▶ _Directive a_: In the excerpted text on going concern, what approximate amount of accumulated losses is reported to date?
— START OF Excerpted text —
Recent accounting pronouncements issued by the FASB (including its Emerging Issues Task Force), the AICPA, and the SEC did not, or are not believed by management to, have a material impact on the Company’s present or future financial statements.

 

Note 2 – Going Concern

 

The accompanying financial statements have been prepared in conformity with generally accepted accounting principles in the United States of America, which contemplates our continuation as a going concern.  We have working capital of approximately $2.0 million, a stockholders’ deficit of approximately $4.4 million and have accumulated losses to date of approximately $26.7 million.  This raises substantial doubt about our ability to continue as a going concern.  In view of these matters, realization of certain of the assets in the accompanying balance sheet is dependent upon our ability to meet our financing requirements, raise additional capital, and the success of our business plan and future operations.   We are seeking additional means of financing to fund our business plan.  There is no assurance that we will be successful in raising sufficient funds to assure our eventual profitability.  We believe that actions planned and presently being taken to revise our operating and financial requirements provide us the opportunity to continue as a going concern. The financial statements do not include any adjustments that might result from these uncertainties.
— END OF Excerpted text —
— START OF Input data —
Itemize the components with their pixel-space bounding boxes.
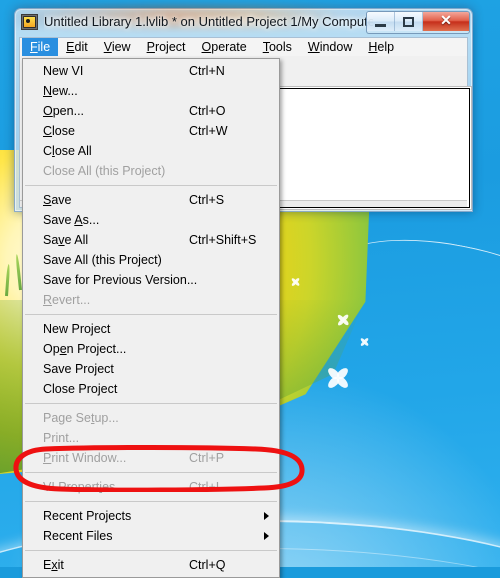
file-dropdown-menu: New VI Ctrl+N New... Open... Ctrl+O Close Ctrl… [22,58,280,578]
menu-item-shortcut: Ctrl+Q [189,558,226,572]
menu-item-label: Save All (this Project) [43,253,162,267]
menu-item-shortcut: Ctrl+O [189,104,226,118]
menubar-item-view[interactable]: View [96,38,139,56]
menu-item-shortcut: Ctrl+N [189,64,225,78]
close-icon: ✕ [440,13,452,29]
chevron-right-icon [264,532,269,540]
menu-item-save[interactable]: Save Ctrl+S [23,190,279,210]
menu-item-label: Save for Previous Version... [43,273,198,287]
menu-item-label: Close [43,124,75,138]
menu-item-label: Recent Projects [43,509,132,523]
menu-item-label: Open Project... [43,342,127,356]
menu-item-shortcut: Ctrl+Shift+S [189,233,257,247]
chevron-right-icon [264,512,269,520]
menu-item-print: Print... [23,428,279,448]
menubar-item-window[interactable]: Window [300,38,360,56]
menubar-item-file[interactable]: File [22,38,59,56]
menubar-item-project[interactable]: Project [139,38,194,56]
menu-separator [25,314,277,315]
menu-item-label: Save Project [43,362,114,376]
menu-item-new-project[interactable]: New Project [23,319,279,339]
menu-item-print-window: Print Window... Ctrl+P [23,448,279,468]
menu-item-label: Open... [43,104,85,118]
menu-item-label: Save All [43,233,89,247]
menu-item-label: Print... [43,431,80,445]
menu-item-label: Save [43,193,72,207]
menu-separator [25,472,277,473]
labview-library-icon [21,14,38,30]
menu-item-save-all[interactable]: Save All Ctrl+Shift+S [23,230,279,250]
menu-item-new-vi[interactable]: New VI Ctrl+N [23,61,279,81]
menu-item-shortcut: Ctrl+S [189,193,225,207]
menu-bar: File Edit View Project Operate Tools Window Hel… [19,37,468,56]
menu-item-close-all-this-project: Close All (this Project) [23,161,279,181]
menu-item-close-all[interactable]: Close All [23,141,279,161]
menu-item-label: Revert... [43,293,91,307]
menu-item-exit[interactable]: Exit Ctrl+Q [23,555,279,575]
menubar-item-operate[interactable]: Operate [194,38,255,56]
menu-item-label: Print Window... [43,451,127,465]
menu-item-save-as[interactable]: Save As... [23,210,279,230]
menu-item-shortcut: Ctrl+I [189,480,220,494]
menubar-item-edit[interactable]: Edit [58,38,96,56]
menu-separator [25,501,277,502]
menu-item-revert: Revert... [23,290,279,310]
menu-item-label: Page Setup... [43,411,119,425]
menu-item-label: New... [43,84,78,98]
menu-item-label: Recent Files [43,529,113,543]
minimize-icon [375,23,386,27]
menu-item-save-project[interactable]: Save Project [23,359,279,379]
menu-item-save-all-this-project[interactable]: Save All (this Project) [23,250,279,270]
maximize-icon [403,16,414,27]
close-button[interactable]: ✕ [423,12,469,31]
menu-item-new[interactable]: New... [23,81,279,101]
menu-item-label: Save As... [43,213,100,227]
menu-item-label: Close Project [43,382,118,396]
menu-item-close[interactable]: Close Ctrl+W [23,121,279,141]
menu-separator [25,185,277,186]
menubar-item-help[interactable]: Help [360,38,402,56]
menu-item-label: Close All (this Project) [43,164,166,178]
menu-item-label: New VI [43,64,84,78]
menu-item-label: Exit [43,558,64,572]
menu-item-close-project[interactable]: Close Project [23,379,279,399]
library-content-panel[interactable] [279,88,470,208]
menu-item-page-setup: Page Setup... [23,408,279,428]
menu-item-save-for-previous-version[interactable]: Save for Previous Version... [23,270,279,290]
window-title: Untitled Library 1.lvlib * on Untitled P… [44,14,373,29]
title-bar[interactable]: Untitled Library 1.lvlib * on Untitled P… [14,8,473,36]
window-controls: ✕ [366,11,470,34]
menu-item-vi-properties: VI Properties Ctrl+I [23,477,279,497]
menu-item-recent-files[interactable]: Recent Files [23,526,279,546]
menu-separator [25,550,277,551]
menu-item-open-project[interactable]: Open Project... [23,339,279,359]
menu-item-open[interactable]: Open... Ctrl+O [23,101,279,121]
menu-item-label: VI Properties [43,480,116,494]
menu-item-shortcut: Ctrl+P [189,451,225,465]
menu-item-recent-projects[interactable]: Recent Projects [23,506,279,526]
menu-separator [25,403,277,404]
minimize-button[interactable] [367,12,395,31]
menu-item-shortcut: Ctrl+W [189,124,228,138]
menubar-item-tools[interactable]: Tools [255,38,300,56]
maximize-button[interactable] [395,12,423,31]
menu-item-label: New Project [43,322,111,336]
menu-item-label: Close All [43,144,92,158]
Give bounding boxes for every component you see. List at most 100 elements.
— END OF Input data —
▶ _Directive b_: Write out the lines of the records from the line with "file-dropdown-menu: New VI" to the line with "labview-library-icon [21,14,38,30]", including both of those lines, and write nothing else.

▶ _Exercise response a_: Approximately $26.7 million.

▶ _Exercise response b_:
file-dropdown-menu: New VI Ctrl+N New... Open... Ctrl+O Close Ctrl… [22,58,280,578]
menu-item-shortcut: Ctrl+Q [189,558,226,572]
menu-item-label: Save All (this Project) [43,253,162,267]
menu-item-shortcut: Ctrl+O [189,104,226,118]
menubar-item-view[interactable]: View [96,38,139,56]
menu-item-shortcut: Ctrl+N [189,64,225,78]
close-icon: ✕ [440,13,452,29]
chevron-right-icon [264,532,269,540]
menu-item-save[interactable]: Save Ctrl+S [23,190,279,210]
menu-item-label: Save for Previous Version... [43,273,198,287]
menu-item-label: Close [43,124,75,138]
menu-item-label: Recent Projects [43,509,132,523]
menu-item-label: Open Project... [43,342,127,356]
menu-item-shortcut: Ctrl+Shift+S [189,233,257,247]
chevron-right-icon [264,512,269,520]
menu-item-print: Print... [23,428,279,448]
menubar-item-window[interactable]: Window [300,38,360,56]
menubar-item-file[interactable]: File [22,38,59,56]
menubar-item-project[interactable]: Project [139,38,194,56]
menu-separator [25,314,277,315]
menu-item-label: Save Project [43,362,114,376]
menu-item-new-project[interactable]: New Project [23,319,279,339]
menu-item-print-window: Print Window... Ctrl+P [23,448,279,468]
menu-item-label: Open... [43,104,85,118]
menu-item-label: Save All [43,233,89,247]
menu-item-label: Print... [43,431,80,445]
menu-item-label: Save [43,193,72,207]
menu-separator [25,472,277,473]
labview-library-icon [21,14,38,30]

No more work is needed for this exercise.